Kyriakos' Vater, Konstantinos Mitsotakis, war MinisterpräsidentBild: picture-alliance/dpa/Muhlhauser

Denn es waren gerade die politischen Clans, die das Land in die verhängnisvolle Schuldenkrise stürzten, aus der es sich nach 2008 nicht mehr befreien konnte. Selbstbedienungsmentalität, Vetternwirtschaft und Abzocker-Mentalität in ihren Reihen gepaart mit kreativer Buchführung bei den Staatsfinanzen führten dazu, dass Griechenland auf einem Schuldenberg von rund 350 Milliarden Euro sitzt und - schwer reformierbar - immer noch zu den wirtschaftlichen Schlusslichtern in der EU gehört. 

Vertrauen für einen Banker

Besonders hoch war der Stimmenanteil für Mitsotakis unter jungen Wählern. Sie hoffen offenbar, dass der an der US-Eliteuniversität Harvard ausgebildete spätere Investment-Banker mehr Glaubwürdigkeit am Finanzmarkt und bei den Gläubigern haben wird als der bisherige Amtsinhaber Tsipras. Dass er vielleicht Lösungen für sie finden und tatsächlich die bessere Zukunft bringen könnte, die seit Jahren alle Regierenden hier versprechen. Dabei sehen sie auch über seinen Job bei der berühmt-berüchtigten Beratungsfirma McKinsey und als Minister in der letzten konservativen Regierung hinweg, wo er tausende von Staatsbediensteten feuerte.

Mitsotakis verspricht jetzt ein Ende des Nepotismus in seiner Partei und er will gegen die allumfassende Korruption vorgehen, damit etwa unterbezahlte Ärzte im Krankenhaus keinen Umschlag mehr mit Geld erwarten, um einen Patienten zu behandeln. Ob aber seine nur teilweise erneuerte Partei dafür zu gewinnen ist, in der sich auch einige rechtsextreme Mitglieder verbergen, ist offen. Es wäre eine Abkehr von der traditionellen Art, wie konservative Politik in Griechenland bisher funktioniert hat, und gehört zu den vielen Herausforderungen für den neuen Ministerpräsident.

──────────

Anweisungen:
- A) Schreiben Sie aus dem Text über Mitsotakis den Abschnitt wörtlich ab, beginnend mit „Kyriakos' Vater, Konstantinos“ und weiter bis einschließlich „der EU gehört.“.
- B) Setzen Sie den Text über Mitsotakis im Anschluss an seinen letzten Satz mit dem nächsten Abschnitt fort.
Die Einträge sind eigenständiges Material und gehören nicht zum Text über Mitsotakis.

Einträge des Datensatzes:
──────────

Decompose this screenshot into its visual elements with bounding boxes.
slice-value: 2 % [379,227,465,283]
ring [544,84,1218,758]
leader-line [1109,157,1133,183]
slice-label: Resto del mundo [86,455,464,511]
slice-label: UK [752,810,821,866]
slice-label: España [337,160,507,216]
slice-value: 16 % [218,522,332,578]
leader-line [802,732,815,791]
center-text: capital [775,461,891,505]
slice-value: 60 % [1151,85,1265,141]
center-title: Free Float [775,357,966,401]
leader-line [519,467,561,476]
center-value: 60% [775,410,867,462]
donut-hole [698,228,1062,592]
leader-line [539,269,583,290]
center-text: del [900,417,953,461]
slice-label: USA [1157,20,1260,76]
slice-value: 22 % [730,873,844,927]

──────────

Nummerierte Antworten:
- A)
Kyriakos' Vater, Konstantinos Mitsotakis, war MinisterpräsidentBild: picture-alliance/dpa/Muhlhauser

Denn es waren gerade die politischen Clans, die das Land in die verhängnisvolle Schuldenkrise stürzten, aus der es sich nach 2008 nicht mehr befreien konnte. Selbstbedienungsmentalität, Vetternwirtschaft und Abzocker-Mentalität in ihren Reihen gepaart mit kreativer Buchführung bei den Staatsfinanzen führten dazu, dass Griechenland auf einem Schuldenberg von rund 350 Milliarden Euro sitzt und - schwer reformierbar - immer noch zu den wirtschaftlichen Schlusslichtern in der EU gehört.

- B)
Abschied vom früheren Revoluzzer 

"Mit erhobenem Kopf respektieren wir heute das Votum der Wähler", sagte der scheidende Ministerpräsident Tsipras, als er seine Niederlage eingestand. Er habe viele schwere Entscheidungen treffen müssen, die jetzt einen hohen politischen Preis gekostet hätten.

Dabei hatte er es zuletzt noch mit Wahlgeschenken versucht, den Mindestlohn um elf Prozent angehoben und den Gewerkschaften ihre Rechte zurückgegeben. Aber da hatten sich die Wähler schon frustriert abgewendet von einer Politik, die viele als Zickzack-Kurs empfanden. Denn Tsipras war als Panzerbrecher ins Amt gekommen, der die Forderungen der verhassten internationalen Gläubiger einfach ignorieren und Griechenland von ihren strikten Sparauflagen befreien wollte.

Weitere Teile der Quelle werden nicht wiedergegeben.